*DATA FOR THIS TASK*

'''

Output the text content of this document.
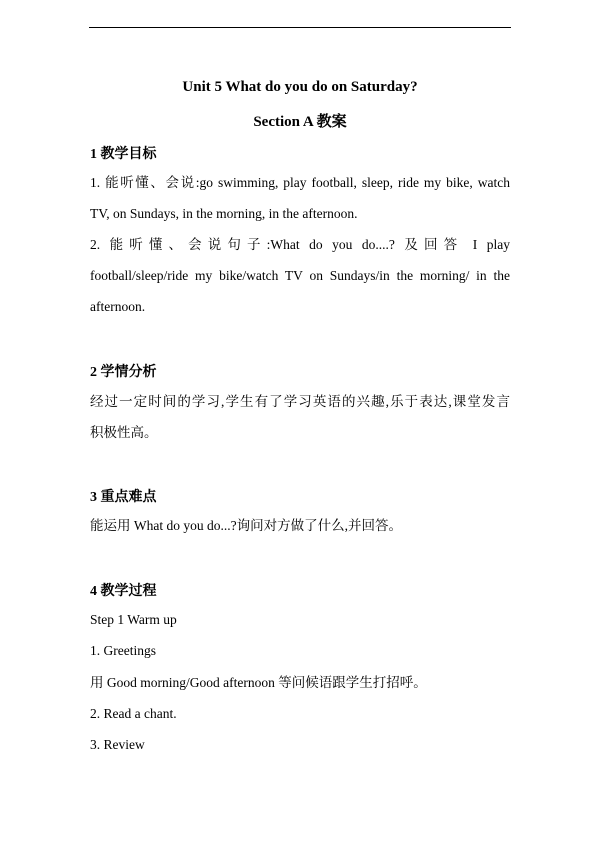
Unit 5 What do you do on Saturday?
Section A 教案
1 教学目标
1. 能听懂、会说:go swimming, play football, sleep, ride my bike, watch
TV, on Sundays, in the morning, in the afternoon.
2. 能听懂、会说句子:What do you do....? 及回答 I play
football/sleep/ride my bike/watch TV on Sundays/in the morning/ in the
afternoon.
2 学情分析
经过一定时间的学习,学生有了学习英语的兴趣,乐于表达,课堂发言
积极性高。
3 重点难点
能运用 What do you do...?询问对方做了什么,并回答。
4 教学过程
Step 1 Warm up
1. Greetings
用 Good morning/Good afternoon 等问候语跟学生打招呼。
2. Read a chant.
3. Review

'''

*SET PROBLEM*
Show every line from the entries above in which the word "morning" appears.

*IN RESPONSE*
TV, on Sundays, in the morning, in the afternoon.
football/sleep/ride my bike/watch TV on Sundays/in the morning/ in the
用 Good morning/Good afternoon 等问候语跟学生打招呼。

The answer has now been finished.